● Task details
Where the data below has the string "source", return the whole line.

Stored data entries

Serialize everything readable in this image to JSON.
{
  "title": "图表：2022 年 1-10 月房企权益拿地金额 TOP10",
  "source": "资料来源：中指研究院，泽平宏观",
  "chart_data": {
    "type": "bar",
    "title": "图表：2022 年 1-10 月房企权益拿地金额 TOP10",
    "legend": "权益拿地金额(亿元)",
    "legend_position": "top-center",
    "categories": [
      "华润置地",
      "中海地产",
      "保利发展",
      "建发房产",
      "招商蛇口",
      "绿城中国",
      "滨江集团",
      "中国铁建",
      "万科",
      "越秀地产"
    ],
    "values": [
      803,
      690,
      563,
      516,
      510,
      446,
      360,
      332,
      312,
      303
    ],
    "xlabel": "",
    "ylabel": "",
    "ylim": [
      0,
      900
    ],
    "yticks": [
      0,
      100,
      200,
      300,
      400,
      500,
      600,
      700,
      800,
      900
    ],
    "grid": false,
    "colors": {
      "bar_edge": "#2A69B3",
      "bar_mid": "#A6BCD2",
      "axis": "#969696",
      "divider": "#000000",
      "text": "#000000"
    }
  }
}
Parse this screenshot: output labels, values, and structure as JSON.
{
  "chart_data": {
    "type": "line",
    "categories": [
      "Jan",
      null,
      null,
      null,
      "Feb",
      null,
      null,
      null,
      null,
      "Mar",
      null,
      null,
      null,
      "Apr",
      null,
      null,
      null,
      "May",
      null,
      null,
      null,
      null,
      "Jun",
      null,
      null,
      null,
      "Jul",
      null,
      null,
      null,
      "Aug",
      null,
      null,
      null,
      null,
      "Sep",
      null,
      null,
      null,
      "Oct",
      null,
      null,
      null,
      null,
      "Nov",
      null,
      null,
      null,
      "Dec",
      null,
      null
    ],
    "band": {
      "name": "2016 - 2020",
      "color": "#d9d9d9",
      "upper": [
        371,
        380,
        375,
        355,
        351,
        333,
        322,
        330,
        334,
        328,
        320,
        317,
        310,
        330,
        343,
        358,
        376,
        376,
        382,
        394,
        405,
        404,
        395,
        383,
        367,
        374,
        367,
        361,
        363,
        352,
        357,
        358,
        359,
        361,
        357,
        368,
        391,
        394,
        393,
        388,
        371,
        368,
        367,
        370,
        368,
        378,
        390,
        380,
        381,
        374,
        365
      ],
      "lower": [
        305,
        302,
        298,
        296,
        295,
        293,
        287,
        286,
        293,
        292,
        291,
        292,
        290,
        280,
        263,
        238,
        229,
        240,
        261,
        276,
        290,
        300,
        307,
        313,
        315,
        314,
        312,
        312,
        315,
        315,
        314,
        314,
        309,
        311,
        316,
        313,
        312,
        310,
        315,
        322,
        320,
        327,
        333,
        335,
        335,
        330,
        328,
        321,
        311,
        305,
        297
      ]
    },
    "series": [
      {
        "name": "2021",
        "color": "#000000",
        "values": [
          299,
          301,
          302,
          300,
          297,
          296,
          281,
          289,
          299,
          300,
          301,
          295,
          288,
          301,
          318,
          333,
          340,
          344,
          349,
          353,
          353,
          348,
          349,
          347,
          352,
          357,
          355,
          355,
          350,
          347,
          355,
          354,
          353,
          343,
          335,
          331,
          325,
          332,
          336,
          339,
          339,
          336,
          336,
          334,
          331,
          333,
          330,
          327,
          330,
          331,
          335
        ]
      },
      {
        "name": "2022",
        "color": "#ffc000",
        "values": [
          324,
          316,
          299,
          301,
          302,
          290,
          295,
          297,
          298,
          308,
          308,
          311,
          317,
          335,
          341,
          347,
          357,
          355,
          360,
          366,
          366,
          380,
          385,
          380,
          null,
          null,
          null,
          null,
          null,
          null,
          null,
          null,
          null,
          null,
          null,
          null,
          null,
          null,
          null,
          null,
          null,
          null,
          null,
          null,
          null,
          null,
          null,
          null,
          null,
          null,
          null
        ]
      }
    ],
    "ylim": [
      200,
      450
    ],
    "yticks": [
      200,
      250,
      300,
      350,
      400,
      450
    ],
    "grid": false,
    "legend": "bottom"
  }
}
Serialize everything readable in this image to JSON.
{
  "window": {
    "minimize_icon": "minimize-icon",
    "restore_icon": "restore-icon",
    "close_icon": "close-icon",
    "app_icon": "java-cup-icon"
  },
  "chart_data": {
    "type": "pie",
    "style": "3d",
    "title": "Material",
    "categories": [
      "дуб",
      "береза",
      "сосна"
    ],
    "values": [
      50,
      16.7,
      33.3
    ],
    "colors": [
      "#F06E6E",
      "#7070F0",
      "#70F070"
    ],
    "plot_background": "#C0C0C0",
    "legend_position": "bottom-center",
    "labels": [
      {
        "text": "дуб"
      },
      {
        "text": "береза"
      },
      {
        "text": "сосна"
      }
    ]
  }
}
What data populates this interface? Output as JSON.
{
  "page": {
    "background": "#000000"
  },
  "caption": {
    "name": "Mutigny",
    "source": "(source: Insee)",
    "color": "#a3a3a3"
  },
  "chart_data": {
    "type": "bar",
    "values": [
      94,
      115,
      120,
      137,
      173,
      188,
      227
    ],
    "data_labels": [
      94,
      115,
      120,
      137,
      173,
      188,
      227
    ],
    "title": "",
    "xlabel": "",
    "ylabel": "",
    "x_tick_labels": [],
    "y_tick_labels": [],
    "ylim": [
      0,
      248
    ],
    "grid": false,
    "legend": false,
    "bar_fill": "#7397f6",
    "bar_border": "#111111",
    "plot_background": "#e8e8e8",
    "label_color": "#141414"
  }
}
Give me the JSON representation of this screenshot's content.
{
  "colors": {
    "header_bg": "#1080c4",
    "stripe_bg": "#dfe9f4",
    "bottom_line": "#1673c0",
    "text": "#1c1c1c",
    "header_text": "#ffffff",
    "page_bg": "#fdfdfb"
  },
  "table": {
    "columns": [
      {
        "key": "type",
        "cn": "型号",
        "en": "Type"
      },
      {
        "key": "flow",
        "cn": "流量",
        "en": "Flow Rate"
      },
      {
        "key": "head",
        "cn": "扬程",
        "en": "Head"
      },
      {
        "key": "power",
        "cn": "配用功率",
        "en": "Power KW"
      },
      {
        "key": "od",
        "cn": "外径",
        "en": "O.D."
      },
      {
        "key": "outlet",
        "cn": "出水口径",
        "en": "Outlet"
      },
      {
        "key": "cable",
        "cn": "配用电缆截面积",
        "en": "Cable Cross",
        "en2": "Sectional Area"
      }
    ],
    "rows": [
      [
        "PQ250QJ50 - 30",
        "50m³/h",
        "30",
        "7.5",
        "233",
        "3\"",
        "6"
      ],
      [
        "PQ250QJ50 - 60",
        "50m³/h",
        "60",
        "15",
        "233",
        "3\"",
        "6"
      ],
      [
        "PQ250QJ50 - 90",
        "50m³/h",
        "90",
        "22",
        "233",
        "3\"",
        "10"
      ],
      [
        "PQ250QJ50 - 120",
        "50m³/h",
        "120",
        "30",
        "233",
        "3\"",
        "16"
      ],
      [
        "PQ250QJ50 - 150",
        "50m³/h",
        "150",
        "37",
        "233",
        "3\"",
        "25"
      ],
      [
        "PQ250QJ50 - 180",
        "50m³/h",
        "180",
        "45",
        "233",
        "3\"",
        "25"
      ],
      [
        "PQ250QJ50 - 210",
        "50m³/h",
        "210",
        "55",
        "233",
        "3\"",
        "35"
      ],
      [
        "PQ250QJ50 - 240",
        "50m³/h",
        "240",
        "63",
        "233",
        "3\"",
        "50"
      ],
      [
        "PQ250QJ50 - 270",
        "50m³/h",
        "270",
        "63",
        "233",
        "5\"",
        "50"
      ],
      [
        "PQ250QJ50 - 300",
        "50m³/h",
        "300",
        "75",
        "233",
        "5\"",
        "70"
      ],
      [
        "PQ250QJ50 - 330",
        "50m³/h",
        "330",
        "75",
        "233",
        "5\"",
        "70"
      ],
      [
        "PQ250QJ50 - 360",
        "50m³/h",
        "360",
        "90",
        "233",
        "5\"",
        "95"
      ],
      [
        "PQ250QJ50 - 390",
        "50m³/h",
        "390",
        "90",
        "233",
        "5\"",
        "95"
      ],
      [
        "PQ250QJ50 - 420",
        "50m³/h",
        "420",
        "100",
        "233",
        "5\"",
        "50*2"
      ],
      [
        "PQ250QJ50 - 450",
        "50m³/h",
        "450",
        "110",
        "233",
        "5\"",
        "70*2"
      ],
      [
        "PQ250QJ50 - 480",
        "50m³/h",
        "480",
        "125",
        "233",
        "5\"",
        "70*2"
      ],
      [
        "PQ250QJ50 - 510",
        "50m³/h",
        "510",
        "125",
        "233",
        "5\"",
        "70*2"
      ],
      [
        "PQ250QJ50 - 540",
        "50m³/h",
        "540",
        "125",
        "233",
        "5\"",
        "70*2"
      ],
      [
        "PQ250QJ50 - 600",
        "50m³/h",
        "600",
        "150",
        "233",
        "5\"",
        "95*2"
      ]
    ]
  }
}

● Correct output
  "source": "资料来源：中指研究院，泽平宏观",
    "source": "(source: Insee)",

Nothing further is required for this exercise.